_Short exercise_. Below are records to repeat exactly. Omit the pictures from the copy.

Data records
__________________________________________________
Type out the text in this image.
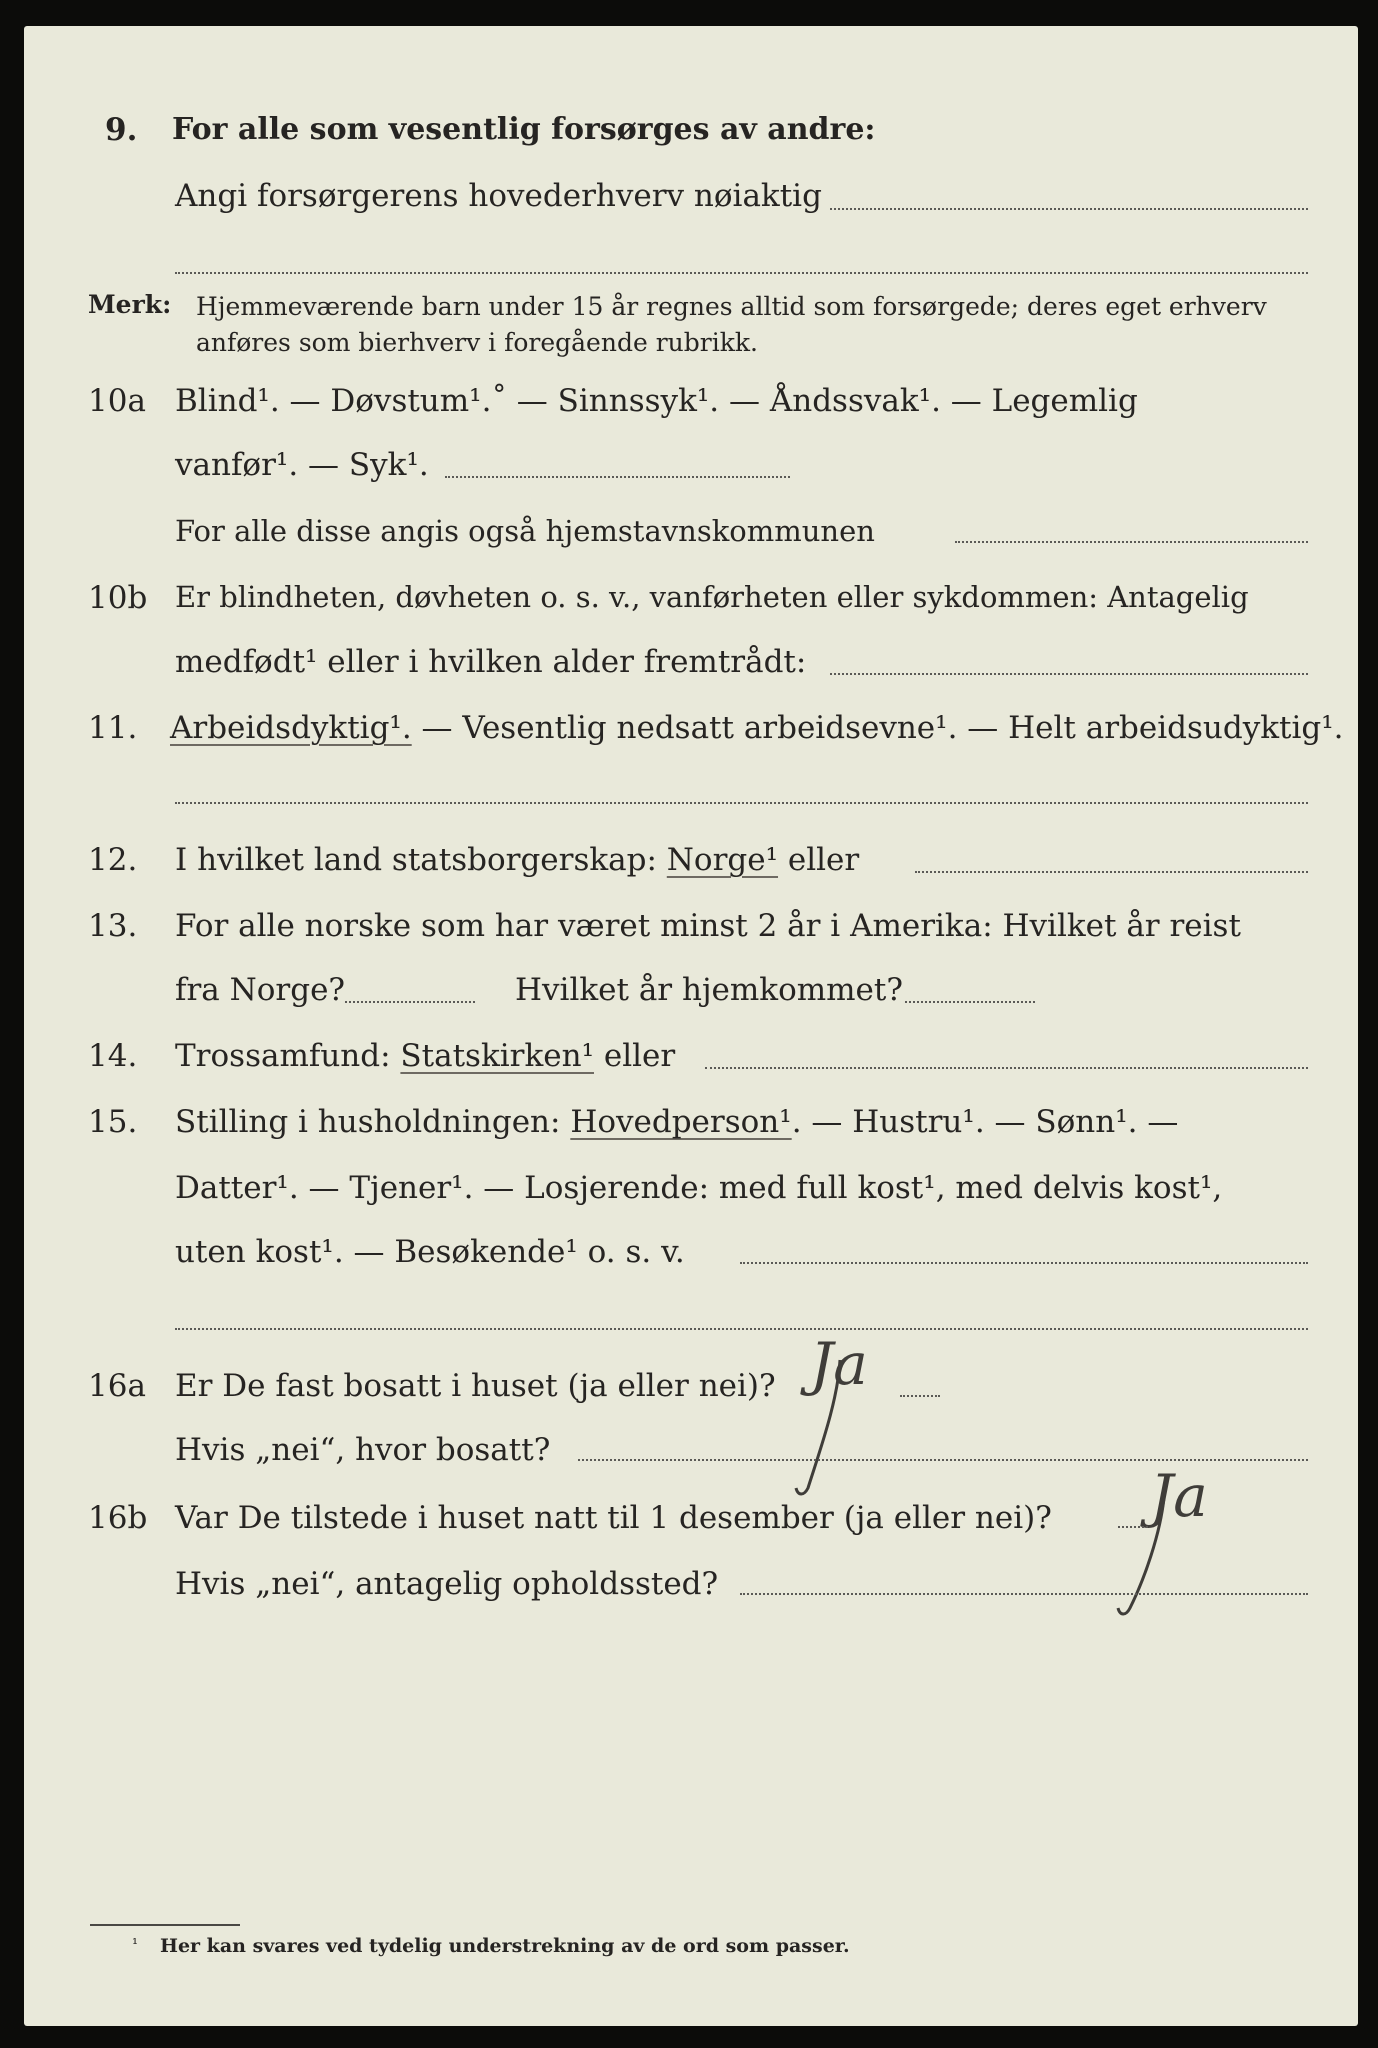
9. For alle som vesentlig forsørges av andre:
Angi forsørgerens hovederhverv nøiaktig
Merk: Hjemmeværende barn under 15 år regnes alltid som forsørgede; deres eget erhverv
anføres som bierhverv i foregående rubrikk.
10a Blind¹. — Døvstum¹.˚ — Sinnssyk¹. — Åndssvak¹. — Legemlig
vanfør¹. — Syk¹.
For alle disse angis også hjemstavnskommunen
10b Er blindheten, døvheten o. s. v., vanførheten eller sykdommen: Antagelig
medfødt¹ eller i hvilken alder fremtrådt:
11. Arbeidsdyktig¹. — Vesentlig nedsatt arbeidsevne¹. — Helt arbeidsudyktig¹.
12. I hvilket land statsborgerskap: Norge¹ eller
13. For alle norske som har været minst 2 år i Amerika: Hvilket år reist
fra Norge?	Hvilket år hjemkommet?
14. Trossamfund: Statskirken¹ eller
15. Stilling i husholdningen: Hovedperson¹. — Hustru¹. — Sønn¹. —
Datter¹. — Tjener¹. — Losjerende: med full kost¹, med delvis kost¹,
uten kost¹. — Besøkende¹ o. s. v.
16a Er De fast bosatt i huset (ja eller nei)? Ja
Hvis „nei“, hvor bosatt?
16b Var De tilstede i huset natt til 1 desember (ja eller nei)? Ja
Hvis „nei“, antagelig opholdssted?
¹ Her kan svares ved tydelig understrekning av de ord som passer.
__________________________________________________
_Response_.
Type out the text in this image.
9. For alle som vesentlig forsørges av andre:
Angi forsørgerens hovederhverv nøiaktig
Merk: Hjemmeværende barn under 15 år regnes alltid som forsørgede; deres eget erhverv
anføres som bierhverv i foregående rubrikk.
10a Blind¹. — Døvstum¹.˚ — Sinnssyk¹. — Åndssvak¹. — Legemlig
vanfør¹. — Syk¹.
For alle disse angis også hjemstavnskommunen
10b Er blindheten, døvheten o. s. v., vanførheten eller sykdommen: Antagelig
medfødt¹ eller i hvilken alder fremtrådt:
11. Arbeidsdyktig¹. — Vesentlig nedsatt arbeidsevne¹. — Helt arbeidsudyktig¹.
12. I hvilket land statsborgerskap: Norge¹ eller
13. For alle norske som har været minst 2 år i Amerika: Hvilket år reist
fra Norge?	Hvilket år hjemkommet?
14. Trossamfund: Statskirken¹ eller
15. Stilling i husholdningen: Hovedperson¹. — Hustru¹. — Sønn¹. —
Datter¹. — Tjener¹. — Losjerende: med full kost¹, med delvis kost¹,
uten kost¹. — Besøkende¹ o. s. v.
16a Er De fast bosatt i huset (ja eller nei)? Ja
Hvis „nei“, hvor bosatt?
16b Var De tilstede i huset natt til 1 desember (ja eller nei)? Ja
Hvis „nei“, antagelig opholdssted?
¹ Her kan svares ved tydelig understrekning av de ord som passer.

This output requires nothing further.